--- START Task material ---

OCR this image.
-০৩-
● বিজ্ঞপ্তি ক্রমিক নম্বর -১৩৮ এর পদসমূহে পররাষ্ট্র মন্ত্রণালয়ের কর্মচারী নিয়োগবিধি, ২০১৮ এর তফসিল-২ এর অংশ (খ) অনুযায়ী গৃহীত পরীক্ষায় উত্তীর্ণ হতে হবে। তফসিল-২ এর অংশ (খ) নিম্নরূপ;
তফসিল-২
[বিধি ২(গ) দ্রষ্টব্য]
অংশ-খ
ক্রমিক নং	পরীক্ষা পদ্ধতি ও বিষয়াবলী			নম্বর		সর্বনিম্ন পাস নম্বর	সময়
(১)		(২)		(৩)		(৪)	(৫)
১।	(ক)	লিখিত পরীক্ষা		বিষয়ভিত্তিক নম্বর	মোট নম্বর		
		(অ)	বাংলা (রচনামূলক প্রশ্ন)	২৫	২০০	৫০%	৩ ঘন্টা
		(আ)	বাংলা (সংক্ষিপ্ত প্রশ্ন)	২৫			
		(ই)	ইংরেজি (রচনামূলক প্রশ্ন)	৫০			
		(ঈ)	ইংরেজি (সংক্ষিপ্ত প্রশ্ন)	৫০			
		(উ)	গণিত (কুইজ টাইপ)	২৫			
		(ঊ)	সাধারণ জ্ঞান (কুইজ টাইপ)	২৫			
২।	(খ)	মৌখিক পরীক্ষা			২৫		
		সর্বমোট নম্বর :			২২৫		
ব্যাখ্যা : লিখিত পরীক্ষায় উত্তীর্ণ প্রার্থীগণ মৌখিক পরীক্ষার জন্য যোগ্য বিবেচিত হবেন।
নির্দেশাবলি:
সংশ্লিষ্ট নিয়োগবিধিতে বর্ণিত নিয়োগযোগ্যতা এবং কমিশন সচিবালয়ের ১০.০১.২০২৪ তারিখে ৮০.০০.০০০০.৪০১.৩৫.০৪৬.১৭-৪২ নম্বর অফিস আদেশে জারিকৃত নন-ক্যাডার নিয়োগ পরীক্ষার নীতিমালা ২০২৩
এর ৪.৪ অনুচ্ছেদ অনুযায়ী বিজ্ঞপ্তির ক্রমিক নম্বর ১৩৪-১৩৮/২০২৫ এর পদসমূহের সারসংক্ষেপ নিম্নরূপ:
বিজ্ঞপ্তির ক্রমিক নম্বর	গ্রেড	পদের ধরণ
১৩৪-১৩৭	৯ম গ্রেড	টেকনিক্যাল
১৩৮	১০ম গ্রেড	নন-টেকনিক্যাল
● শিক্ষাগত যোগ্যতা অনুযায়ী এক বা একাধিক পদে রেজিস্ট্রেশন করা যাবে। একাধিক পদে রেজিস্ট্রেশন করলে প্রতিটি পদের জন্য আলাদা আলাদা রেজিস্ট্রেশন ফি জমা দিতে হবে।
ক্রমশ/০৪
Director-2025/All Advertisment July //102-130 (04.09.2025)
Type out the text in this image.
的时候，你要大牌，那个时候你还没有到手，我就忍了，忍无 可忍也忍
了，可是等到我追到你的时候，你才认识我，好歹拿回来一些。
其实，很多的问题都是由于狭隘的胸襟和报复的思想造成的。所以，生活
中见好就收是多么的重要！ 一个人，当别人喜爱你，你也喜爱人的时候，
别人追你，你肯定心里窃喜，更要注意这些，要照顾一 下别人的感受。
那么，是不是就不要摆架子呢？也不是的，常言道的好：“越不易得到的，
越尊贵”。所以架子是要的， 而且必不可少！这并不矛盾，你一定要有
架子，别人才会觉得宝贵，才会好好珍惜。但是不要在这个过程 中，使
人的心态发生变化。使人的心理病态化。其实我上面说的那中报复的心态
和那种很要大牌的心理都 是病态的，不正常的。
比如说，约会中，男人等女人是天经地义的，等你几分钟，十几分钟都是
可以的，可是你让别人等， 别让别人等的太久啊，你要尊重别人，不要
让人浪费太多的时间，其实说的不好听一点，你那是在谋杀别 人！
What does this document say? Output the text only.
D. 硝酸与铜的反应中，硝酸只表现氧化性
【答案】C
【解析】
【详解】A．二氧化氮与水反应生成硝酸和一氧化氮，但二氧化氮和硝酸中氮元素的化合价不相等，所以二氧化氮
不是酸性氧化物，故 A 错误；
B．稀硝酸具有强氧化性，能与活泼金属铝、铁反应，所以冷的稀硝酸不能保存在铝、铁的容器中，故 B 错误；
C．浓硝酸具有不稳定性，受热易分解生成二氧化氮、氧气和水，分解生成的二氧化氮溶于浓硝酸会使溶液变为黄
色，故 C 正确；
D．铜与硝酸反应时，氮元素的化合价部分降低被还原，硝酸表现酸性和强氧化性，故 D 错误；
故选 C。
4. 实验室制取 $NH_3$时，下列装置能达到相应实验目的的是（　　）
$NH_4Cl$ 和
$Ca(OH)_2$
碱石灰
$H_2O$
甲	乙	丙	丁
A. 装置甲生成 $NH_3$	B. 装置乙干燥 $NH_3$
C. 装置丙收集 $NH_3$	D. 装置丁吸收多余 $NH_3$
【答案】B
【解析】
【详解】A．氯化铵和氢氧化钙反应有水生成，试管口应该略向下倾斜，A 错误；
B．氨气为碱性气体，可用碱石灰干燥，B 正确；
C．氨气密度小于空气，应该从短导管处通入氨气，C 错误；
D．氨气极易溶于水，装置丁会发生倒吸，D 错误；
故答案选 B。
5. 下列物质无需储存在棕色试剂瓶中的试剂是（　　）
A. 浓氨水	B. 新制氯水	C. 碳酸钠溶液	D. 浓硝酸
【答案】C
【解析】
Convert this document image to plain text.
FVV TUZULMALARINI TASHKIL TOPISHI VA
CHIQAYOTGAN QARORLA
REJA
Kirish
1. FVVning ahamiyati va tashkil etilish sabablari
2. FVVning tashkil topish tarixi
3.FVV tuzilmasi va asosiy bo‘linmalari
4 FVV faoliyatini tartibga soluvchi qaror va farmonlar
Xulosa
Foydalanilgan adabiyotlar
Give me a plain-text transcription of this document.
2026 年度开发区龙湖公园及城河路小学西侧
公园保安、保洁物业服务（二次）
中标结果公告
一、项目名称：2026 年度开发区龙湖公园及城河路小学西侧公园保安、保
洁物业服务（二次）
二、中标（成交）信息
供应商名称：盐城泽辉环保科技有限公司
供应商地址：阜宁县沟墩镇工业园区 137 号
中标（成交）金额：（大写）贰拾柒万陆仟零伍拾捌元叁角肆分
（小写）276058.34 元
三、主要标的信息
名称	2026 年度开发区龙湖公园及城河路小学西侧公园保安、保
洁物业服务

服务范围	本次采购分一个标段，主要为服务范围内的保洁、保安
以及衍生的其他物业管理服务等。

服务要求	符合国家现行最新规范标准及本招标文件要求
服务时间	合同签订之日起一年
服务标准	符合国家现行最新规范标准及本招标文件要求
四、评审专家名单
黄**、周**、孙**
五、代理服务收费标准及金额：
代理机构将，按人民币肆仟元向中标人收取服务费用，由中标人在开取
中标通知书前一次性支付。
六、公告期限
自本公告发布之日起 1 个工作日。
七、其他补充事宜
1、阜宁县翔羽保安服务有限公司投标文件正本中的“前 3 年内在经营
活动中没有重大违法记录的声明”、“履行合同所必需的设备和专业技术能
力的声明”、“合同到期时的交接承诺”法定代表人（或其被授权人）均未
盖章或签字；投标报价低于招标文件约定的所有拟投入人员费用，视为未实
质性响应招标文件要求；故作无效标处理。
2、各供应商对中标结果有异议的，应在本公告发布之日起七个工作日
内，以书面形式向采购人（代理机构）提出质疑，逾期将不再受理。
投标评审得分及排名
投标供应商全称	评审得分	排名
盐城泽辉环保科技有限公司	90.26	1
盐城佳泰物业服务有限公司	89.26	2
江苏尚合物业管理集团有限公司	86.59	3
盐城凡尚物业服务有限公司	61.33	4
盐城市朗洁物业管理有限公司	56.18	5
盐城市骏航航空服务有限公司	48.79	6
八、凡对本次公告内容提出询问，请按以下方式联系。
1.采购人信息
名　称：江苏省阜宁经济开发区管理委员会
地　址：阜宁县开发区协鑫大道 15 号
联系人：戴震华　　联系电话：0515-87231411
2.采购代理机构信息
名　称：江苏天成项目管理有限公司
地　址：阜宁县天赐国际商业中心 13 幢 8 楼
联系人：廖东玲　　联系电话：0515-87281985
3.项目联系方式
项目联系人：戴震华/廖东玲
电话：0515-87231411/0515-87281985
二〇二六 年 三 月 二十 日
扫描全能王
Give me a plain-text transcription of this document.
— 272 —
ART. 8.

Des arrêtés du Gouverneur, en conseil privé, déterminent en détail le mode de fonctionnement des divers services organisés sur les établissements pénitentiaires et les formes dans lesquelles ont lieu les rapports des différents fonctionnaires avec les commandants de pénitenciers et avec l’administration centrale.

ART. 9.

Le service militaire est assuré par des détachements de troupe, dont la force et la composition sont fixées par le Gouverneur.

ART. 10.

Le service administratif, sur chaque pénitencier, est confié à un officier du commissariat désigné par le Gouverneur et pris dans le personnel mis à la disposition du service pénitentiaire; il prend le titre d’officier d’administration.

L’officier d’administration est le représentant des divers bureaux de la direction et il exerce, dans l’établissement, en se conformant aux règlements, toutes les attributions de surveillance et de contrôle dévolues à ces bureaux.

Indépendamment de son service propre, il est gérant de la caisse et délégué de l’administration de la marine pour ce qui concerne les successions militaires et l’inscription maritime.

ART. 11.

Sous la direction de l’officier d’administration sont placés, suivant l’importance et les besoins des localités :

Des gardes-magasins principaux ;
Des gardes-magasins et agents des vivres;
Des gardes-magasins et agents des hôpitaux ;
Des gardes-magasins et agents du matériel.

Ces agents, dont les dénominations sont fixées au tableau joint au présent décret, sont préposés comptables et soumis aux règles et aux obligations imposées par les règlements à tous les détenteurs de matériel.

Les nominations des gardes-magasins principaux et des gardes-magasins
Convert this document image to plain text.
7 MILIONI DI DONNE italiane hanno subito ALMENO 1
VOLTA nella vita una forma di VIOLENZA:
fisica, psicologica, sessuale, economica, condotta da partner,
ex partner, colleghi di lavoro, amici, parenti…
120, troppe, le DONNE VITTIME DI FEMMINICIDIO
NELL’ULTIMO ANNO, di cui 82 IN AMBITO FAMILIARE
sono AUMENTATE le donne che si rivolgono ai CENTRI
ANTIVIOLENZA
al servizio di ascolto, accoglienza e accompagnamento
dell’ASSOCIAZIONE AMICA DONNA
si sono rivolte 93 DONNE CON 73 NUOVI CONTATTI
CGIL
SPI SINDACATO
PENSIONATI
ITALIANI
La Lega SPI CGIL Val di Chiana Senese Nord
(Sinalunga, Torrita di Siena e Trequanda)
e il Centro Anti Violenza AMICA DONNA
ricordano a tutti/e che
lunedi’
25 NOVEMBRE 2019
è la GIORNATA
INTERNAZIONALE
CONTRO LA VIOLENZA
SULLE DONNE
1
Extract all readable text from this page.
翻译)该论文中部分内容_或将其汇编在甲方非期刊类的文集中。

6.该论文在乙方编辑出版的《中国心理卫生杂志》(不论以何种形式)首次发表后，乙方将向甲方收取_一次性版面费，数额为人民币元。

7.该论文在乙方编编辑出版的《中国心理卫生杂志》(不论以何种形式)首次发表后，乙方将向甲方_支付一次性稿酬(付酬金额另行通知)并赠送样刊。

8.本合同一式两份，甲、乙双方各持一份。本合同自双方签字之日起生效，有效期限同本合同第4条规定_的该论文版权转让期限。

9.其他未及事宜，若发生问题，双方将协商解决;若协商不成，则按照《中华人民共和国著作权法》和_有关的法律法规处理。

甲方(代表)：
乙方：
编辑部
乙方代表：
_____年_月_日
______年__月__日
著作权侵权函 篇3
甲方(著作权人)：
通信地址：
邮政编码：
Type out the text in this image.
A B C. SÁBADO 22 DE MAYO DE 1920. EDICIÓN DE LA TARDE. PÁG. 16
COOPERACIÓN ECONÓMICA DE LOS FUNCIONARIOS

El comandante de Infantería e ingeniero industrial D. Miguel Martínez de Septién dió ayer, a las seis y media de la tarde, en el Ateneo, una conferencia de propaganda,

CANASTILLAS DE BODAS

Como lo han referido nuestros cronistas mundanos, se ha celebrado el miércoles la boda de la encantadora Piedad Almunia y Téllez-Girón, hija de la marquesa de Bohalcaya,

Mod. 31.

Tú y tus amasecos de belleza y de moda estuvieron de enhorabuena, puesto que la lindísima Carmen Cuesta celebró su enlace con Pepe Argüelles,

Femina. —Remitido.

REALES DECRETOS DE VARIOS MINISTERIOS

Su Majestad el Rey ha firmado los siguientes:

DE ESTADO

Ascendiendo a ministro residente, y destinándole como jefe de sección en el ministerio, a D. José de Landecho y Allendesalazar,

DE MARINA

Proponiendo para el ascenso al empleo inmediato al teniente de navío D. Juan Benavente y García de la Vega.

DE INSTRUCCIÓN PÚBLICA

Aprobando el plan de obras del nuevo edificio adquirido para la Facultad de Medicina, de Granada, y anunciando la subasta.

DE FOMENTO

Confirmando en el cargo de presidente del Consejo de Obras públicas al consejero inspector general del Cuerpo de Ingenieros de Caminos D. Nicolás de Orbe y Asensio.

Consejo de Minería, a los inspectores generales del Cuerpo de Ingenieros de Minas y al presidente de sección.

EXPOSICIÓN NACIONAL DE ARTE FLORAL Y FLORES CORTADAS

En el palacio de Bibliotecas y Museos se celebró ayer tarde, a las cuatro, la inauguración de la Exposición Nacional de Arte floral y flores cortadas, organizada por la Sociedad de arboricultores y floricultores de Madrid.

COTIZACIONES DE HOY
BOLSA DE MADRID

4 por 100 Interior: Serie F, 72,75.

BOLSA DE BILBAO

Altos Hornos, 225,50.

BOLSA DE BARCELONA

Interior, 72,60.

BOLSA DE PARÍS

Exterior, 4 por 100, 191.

--- END Task material ---

Search the records for the word "不论以何种形式". Copy every line that has it.

6.该论文在乙方编辑出版的《中国心理卫生杂志》(不论以何种形式)首次发表后，乙方将向甲方收取_一次性版面费，数额为人民币元。
7.该论文在乙方编编辑出版的《中国心理卫生杂志》(不论以何种形式)首次发表后，乙方将向甲方_支付一次性稿酬(付酬金额另行通知)并赠送样刊。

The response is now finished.